What the task asks: Locate every line that holds the string "horizontal" and copy it.

-*-*-

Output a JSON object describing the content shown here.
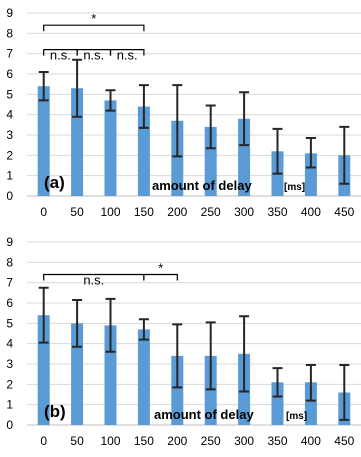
{
  "chart_data": [
    {
      "type": "bar",
      "panel_label": "(a)",
      "xlabel": "amount of delay",
      "xunit": "[ms]",
      "ylim": [
        0,
        9
      ],
      "yticks": [
        0,
        1,
        2,
        3,
        4,
        5,
        6,
        7,
        8,
        9
      ],
      "grid": true,
      "color": "#5b9bd5",
      "categories": [
        "0",
        "50",
        "100",
        "150",
        "200",
        "250",
        "300",
        "350",
        "400",
        "450"
      ],
      "values": [
        5.4,
        5.3,
        4.7,
        4.4,
        3.7,
        3.4,
        3.8,
        2.2,
        2.1,
        2.0
      ],
      "error_low": [
        4.7,
        3.9,
        4.2,
        3.35,
        1.95,
        2.35,
        2.5,
        1.1,
        1.4,
        0.6
      ],
      "error_high": [
        6.1,
        6.7,
        5.2,
        5.45,
        5.45,
        4.45,
        5.1,
        3.3,
        2.85,
        3.4
      ],
      "annotations": [
        {
          "text": "*",
          "from": "0",
          "to": "150",
          "level": 8.4
        },
        {
          "text": "n.s.",
          "from": "0",
          "to": "50",
          "level": 7.2
        },
        {
          "text": "n.s.",
          "from": "50",
          "to": "100",
          "level": 7.2
        },
        {
          "text": "n.s.",
          "from": "100",
          "to": "150",
          "level": 7.2
        }
      ]
    },
    {
      "type": "bar",
      "panel_label": "(b)",
      "xlabel": "amount of delay",
      "xunit": "[ms]",
      "ylim": [
        0,
        9
      ],
      "yticks": [
        0,
        1,
        2,
        3,
        4,
        5,
        6,
        7,
        8,
        9
      ],
      "grid": true,
      "color": "#5b9bd5",
      "categories": [
        "0",
        "50",
        "100",
        "150",
        "200",
        "250",
        "300",
        "350",
        "400",
        "450"
      ],
      "values": [
        5.4,
        5.0,
        4.9,
        4.7,
        3.4,
        3.4,
        3.5,
        2.1,
        2.1,
        1.6
      ],
      "error_low": [
        4.05,
        3.85,
        3.6,
        4.2,
        1.85,
        1.75,
        1.65,
        1.4,
        1.2,
        0.25
      ],
      "error_high": [
        6.75,
        6.15,
        6.2,
        5.2,
        4.95,
        5.05,
        5.35,
        2.8,
        2.95,
        2.95
      ],
      "annotations": [
        {
          "text": "n.s.",
          "from": "0",
          "to": "150",
          "level": 7.4
        },
        {
          "text": "*",
          "from": "150",
          "to": "200",
          "level": 7.4
        }
      ]
    }
  ]
}
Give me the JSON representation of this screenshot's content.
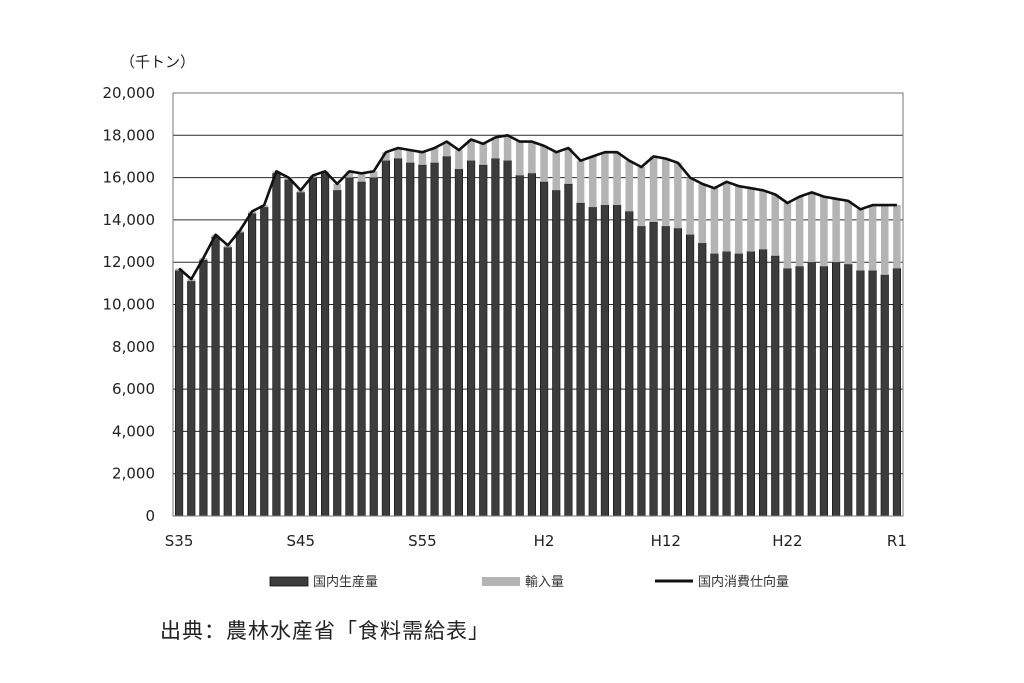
{
  "chart_data": {
    "type": "bar",
    "stacked": true,
    "unit_label": "（千トン）",
    "ylim": [
      0,
      20000
    ],
    "yticks": [
      "20,000",
      "18,000",
      "16,000",
      "14,000",
      "12,000",
      "10,000",
      "8,000",
      "6,000",
      "4,000",
      "2,000",
      "0"
    ],
    "x_tick_labels": [
      {
        "label": "S35",
        "index": 0
      },
      {
        "label": "S45",
        "index": 10
      },
      {
        "label": "S55",
        "index": 20
      },
      {
        "label": "H2",
        "index": 30
      },
      {
        "label": "H12",
        "index": 40
      },
      {
        "label": "H22",
        "index": 50
      },
      {
        "label": "R1",
        "index": 59
      }
    ],
    "grid": "horizontal",
    "legend_position": "bottom",
    "colors": {
      "domestic": "#3c3c3c",
      "imports": "#b4b4b4",
      "consumption": "#111111"
    },
    "series": [
      {
        "name": "国内生産量",
        "type": "bar",
        "values": [
          11600,
          11100,
          12100,
          13200,
          12700,
          13400,
          14300,
          14600,
          16200,
          15900,
          15300,
          16000,
          16200,
          15400,
          16000,
          15800,
          16000,
          16800,
          16900,
          16700,
          16600,
          16700,
          17000,
          16400,
          16800,
          16600,
          16900,
          16800,
          16100,
          16200,
          15800,
          15400,
          15700,
          14800,
          14600,
          14700,
          14700,
          14400,
          13700,
          13900,
          13700,
          13600,
          13300,
          12900,
          12400,
          12500,
          12400,
          12500,
          12600,
          12300,
          11700,
          11800,
          12000,
          11800,
          12000,
          11900,
          11600,
          11600,
          11400,
          11700
        ]
      },
      {
        "name": "輸入量",
        "type": "bar",
        "values": [
          100,
          100,
          100,
          100,
          100,
          100,
          100,
          100,
          100,
          100,
          100,
          100,
          100,
          300,
          300,
          400,
          300,
          400,
          500,
          600,
          600,
          700,
          700,
          900,
          1000,
          1000,
          1000,
          1200,
          1600,
          1500,
          1700,
          1800,
          1700,
          2000,
          2400,
          2500,
          2500,
          2400,
          2800,
          3100,
          3200,
          3100,
          2700,
          2800,
          3100,
          3300,
          3200,
          3000,
          2800,
          2900,
          3100,
          3300,
          3300,
          3300,
          3000,
          3000,
          2900,
          3100,
          3300,
          3000
        ]
      },
      {
        "name": "国内消費仕向量",
        "type": "line",
        "values": [
          11700,
          11200,
          12200,
          13300,
          12800,
          13500,
          14400,
          14700,
          16300,
          16000,
          15400,
          16100,
          16300,
          15700,
          16300,
          16200,
          16300,
          17200,
          17400,
          17300,
          17200,
          17400,
          17700,
          17300,
          17800,
          17600,
          17900,
          18000,
          17700,
          17700,
          17500,
          17200,
          17400,
          16800,
          17000,
          17200,
          17200,
          16800,
          16500,
          17000,
          16900,
          16700,
          16000,
          15700,
          15500,
          15800,
          15600,
          15500,
          15400,
          15200,
          14800,
          15100,
          15300,
          15100,
          15000,
          14900,
          14500,
          14700,
          14700,
          14700
        ]
      }
    ]
  },
  "source_text": "出典：農林水産省「食料需給表」"
}
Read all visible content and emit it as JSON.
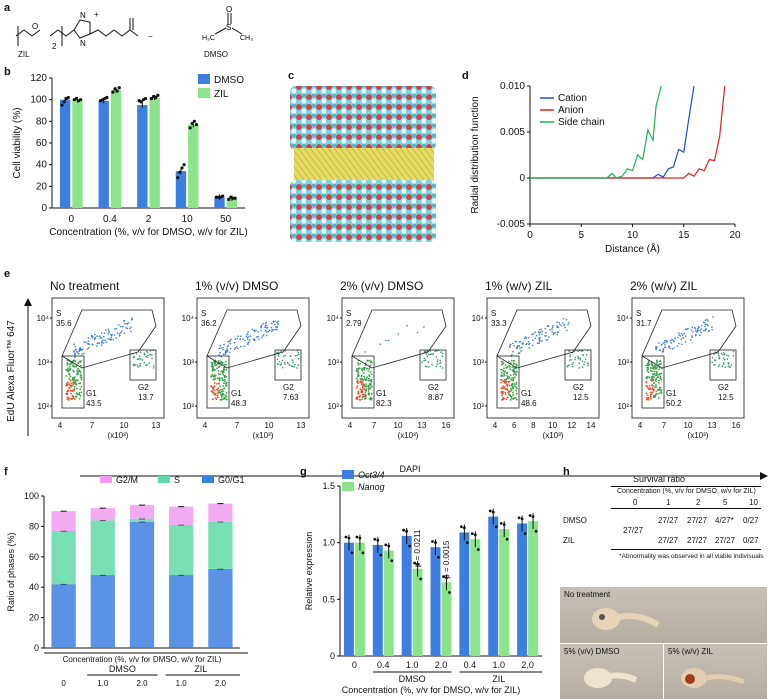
{
  "panel_letters": {
    "a": "a",
    "b": "b",
    "c": "c",
    "d": "d",
    "e": "e",
    "f": "f",
    "g": "g",
    "h": "h"
  },
  "panel_a": {
    "zil_label": "ZIL",
    "dmso_label": "DMSO",
    "plus_sign": "+",
    "minus_sign": "−",
    "subscript_2": "2"
  },
  "panel_e": {
    "xaxis_title": "DAPI",
    "yaxis_title": "EdU Alexa Fluor™ 647",
    "x_unit": "(x10³)"
  },
  "panel_f": {
    "xlabel": "Concentration (%, v/v for DMSO, w/v for ZIL)",
    "group_dmso": "DMSO",
    "group_zil": "ZIL"
  },
  "panel_g": {
    "xlabel": "Concentration (%, v/v for DMSO, w/v for ZIL)",
    "group_dmso": "DMSO",
    "group_zil": "ZIL",
    "p1": "p = 0.0211",
    "p2": "p = 0.0015"
  },
  "panel_h": {
    "title": "Survival ratio",
    "subtitle": "Concentration (%, v/v for DMSO, w/v for ZIL)",
    "headers": [
      "0",
      "1",
      "2",
      "5",
      "10"
    ],
    "rows": [
      {
        "label": "DMSO",
        "values": [
          "27/27",
          "27/27",
          "4/27*",
          "0/27"
        ]
      },
      {
        "label": "ZIL",
        "values": [
          "27/27",
          "27/27",
          "27/27",
          "0/27"
        ]
      }
    ],
    "shared_control": "27/27",
    "footnote": "*Abnormality was observed in all viable indivisuals",
    "photo_labels": [
      "No treatment",
      "5% (v/v) DMSO",
      "5% (w/v) ZIL"
    ]
  },
  "colors": {
    "blue": "#3d7fe0",
    "green": "#8be38a",
    "pink": "#f09bf0",
    "teal": "#5fd9a6",
    "cation": "#1f4fd8",
    "anion": "#e02020",
    "side_chain": "#20b050"
  },
  "chart_data": [
    {
      "panel": "b",
      "type": "bar",
      "categories": [
        "0",
        "0.4",
        "2",
        "10",
        "50"
      ],
      "series": [
        {
          "name": "DMSO",
          "values": [
            100,
            99,
            95,
            34,
            10
          ]
        },
        {
          "name": "ZIL",
          "values": [
            100,
            109,
            102,
            77,
            9
          ]
        }
      ],
      "xlabel": "Concentration (%, v/v for DMSO, w/v for ZIL)",
      "ylabel": "Cell viability (%)",
      "ylim": [
        0,
        120
      ],
      "yticks": [
        0,
        20,
        40,
        60,
        80,
        100,
        120
      ],
      "legend": "top-right"
    },
    {
      "panel": "d",
      "type": "line",
      "xlabel": "Distance (Å)",
      "ylabel": "Radial distribution function",
      "xlim": [
        0,
        20
      ],
      "ylim": [
        -0.005,
        0.01
      ],
      "xticks": [
        0,
        5,
        10,
        15,
        20
      ],
      "yticks": [
        "-0.005",
        "0",
        "0.005",
        "0.010"
      ],
      "series": [
        {
          "name": "Cation",
          "x": [
            0,
            12,
            12.5,
            13,
            13.5,
            14,
            14.5,
            15,
            15.5,
            16
          ],
          "y": [
            0,
            0,
            0.0004,
            0.0001,
            0.001,
            0.0012,
            0.0031,
            0.0028,
            0.0065,
            0.01
          ]
        },
        {
          "name": "Anion",
          "x": [
            0,
            15,
            15.5,
            16,
            16.5,
            17,
            17.5,
            18,
            18.5,
            19
          ],
          "y": [
            0,
            0,
            0.0005,
            0.0002,
            0.001,
            0.0008,
            0.002,
            0.0019,
            0.0045,
            0.01
          ]
        },
        {
          "name": "Side chain",
          "x": [
            0,
            7.5,
            8,
            8.4,
            9,
            9.5,
            10,
            10.5,
            11,
            11.5,
            12,
            12.3,
            12.8
          ],
          "y": [
            0,
            0,
            0.0005,
            0,
            0.0002,
            0.001,
            0.0008,
            0.0025,
            0.002,
            0.0052,
            0.0041,
            0.0078,
            0.01
          ]
        }
      ],
      "legend": "top-left"
    },
    {
      "panel": "e",
      "type": "scatter",
      "plots": [
        {
          "title": "No treatment",
          "gates": [
            {
              "name": "S",
              "value": "35.6"
            },
            {
              "name": "G1",
              "value": "43.5"
            },
            {
              "name": "G2",
              "value": "13.7"
            }
          ],
          "xticks": [
            "4",
            "7",
            "10",
            "13"
          ]
        },
        {
          "title": "1% (v/v) DMSO",
          "gates": [
            {
              "name": "S",
              "value": "36.2"
            },
            {
              "name": "G1",
              "value": "48.3"
            },
            {
              "name": "G2",
              "value": "7.63"
            }
          ],
          "xticks": [
            "4",
            "7",
            "10",
            "13"
          ]
        },
        {
          "title": "2% (v/v) DMSO",
          "gates": [
            {
              "name": "S",
              "value": "2.79"
            },
            {
              "name": "G1",
              "value": "82.3"
            },
            {
              "name": "G2",
              "value": "8.87"
            }
          ],
          "xticks": [
            "4",
            "7",
            "10",
            "13",
            "16"
          ]
        },
        {
          "title": "1% (w/v) ZIL",
          "gates": [
            {
              "name": "S",
              "value": "33.3"
            },
            {
              "name": "G1",
              "value": "48.6"
            },
            {
              "name": "G2",
              "value": "12.5"
            }
          ],
          "xticks": [
            "4",
            "6",
            "8",
            "10",
            "12",
            "14"
          ]
        },
        {
          "title": "2% (w/v) ZIL",
          "gates": [
            {
              "name": "S",
              "value": "31.7"
            },
            {
              "name": "G1",
              "value": "50.2"
            },
            {
              "name": "G2",
              "value": "12.5"
            }
          ],
          "xticks": [
            "4",
            "7",
            "10",
            "13",
            "16"
          ]
        }
      ],
      "yticks": [
        "10²",
        "10³",
        "10⁴"
      ]
    },
    {
      "panel": "f",
      "type": "bar",
      "categories": [
        "0",
        "1.0",
        "2.0",
        "1.0",
        "2.0"
      ],
      "series": [
        {
          "name": "G0/G1",
          "values": [
            42,
            48,
            83,
            48,
            52
          ]
        },
        {
          "name": "S",
          "values": [
            35,
            36,
            2,
            33,
            31
          ]
        },
        {
          "name": "G2/M",
          "values": [
            13,
            8,
            9,
            12,
            12
          ]
        }
      ],
      "ylabel": "Ratio of phases (%)",
      "ylim": [
        0,
        100
      ],
      "yticks": [
        0,
        20,
        40,
        60,
        80,
        100
      ],
      "legend": "top"
    },
    {
      "panel": "g",
      "type": "bar",
      "categories": [
        "0",
        "0.4",
        "1.0",
        "2.0",
        "0.4",
        "1.0",
        "2.0"
      ],
      "series": [
        {
          "name": "Oct3/4",
          "values": [
            1.0,
            0.98,
            1.06,
            0.96,
            1.09,
            1.23,
            1.17
          ]
        },
        {
          "name": "Nanog",
          "values": [
            1.0,
            0.93,
            0.77,
            0.65,
            1.03,
            1.12,
            1.19
          ]
        }
      ],
      "ylabel": "Relative expression",
      "ylim": [
        0,
        1.5
      ],
      "yticks": [
        "0",
        "0.5",
        "1.0",
        "1.5"
      ],
      "legend": "top-left"
    }
  ]
}
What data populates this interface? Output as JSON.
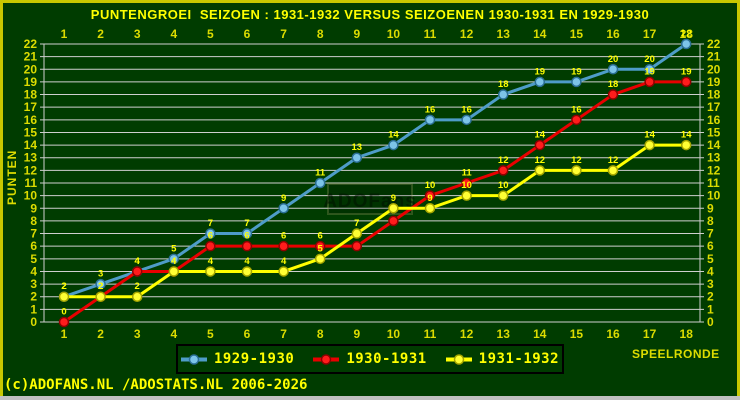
{
  "title": "PUNTENGROEI  SEIZOEN : 1931-1932 VERSUS SEIZOENEN 1930-1931 EN 1929-1930",
  "chart_data": {
    "type": "line",
    "x": [
      1,
      2,
      3,
      4,
      5,
      6,
      7,
      8,
      9,
      10,
      11,
      12,
      13,
      14,
      15,
      16,
      17,
      18
    ],
    "xlabel": "SPEELRONDE",
    "ylabel": "PUNTEN",
    "ylim": [
      0,
      22
    ],
    "grid": "horizontal gridlines every 1 point, 0-22, labels on both sides, round numbers on top and bottom",
    "legend_position": "bottom-center",
    "point_labels": "each data point labeled with its value in yellow",
    "series": [
      {
        "name": "1929-1930",
        "color": "#4E9CC8",
        "marker_fill": "#7CC4E8",
        "marker_stroke": "#2A6E94",
        "values": [
          2,
          3,
          4,
          5,
          7,
          7,
          9,
          11,
          13,
          14,
          16,
          16,
          18,
          19,
          19,
          20,
          20,
          22
        ]
      },
      {
        "name": "1930-1931",
        "color": "#E80000",
        "marker_fill": "#FF1C1C",
        "marker_stroke": "#8F0000",
        "values": [
          0,
          2,
          4,
          4,
          6,
          6,
          6,
          6,
          6,
          8,
          10,
          11,
          12,
          14,
          16,
          18,
          19,
          19
        ]
      },
      {
        "name": "1931-1932",
        "color": "#FFFF00",
        "marker_fill": "#FFFF33",
        "marker_stroke": "#A6A600",
        "values": [
          2,
          2,
          2,
          4,
          4,
          4,
          4,
          5,
          7,
          9,
          9,
          10,
          10,
          12,
          12,
          12,
          14,
          14
        ]
      }
    ]
  },
  "watermark": "ADOFans",
  "footer": {
    "copyright": "(c)ADOFANS.NL /ADOSTATS.NL 2006-2026"
  },
  "colors": {
    "background": "#003C00",
    "title_text": "#FFFF00",
    "axis_text": "#DCDC00",
    "point_label_text": "#FFFF00",
    "gridline": "#CFCFCF",
    "border_top_left_right": "#C8C800",
    "border_bottom": "#C0C0C0",
    "legend_border": "#000000"
  }
}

-*-*-

Task result:
    "grid": "horizontal",
    "grid": "horizontal gridlines every 1 point, 0-22, labels on both sides, round numbers on top and bottom",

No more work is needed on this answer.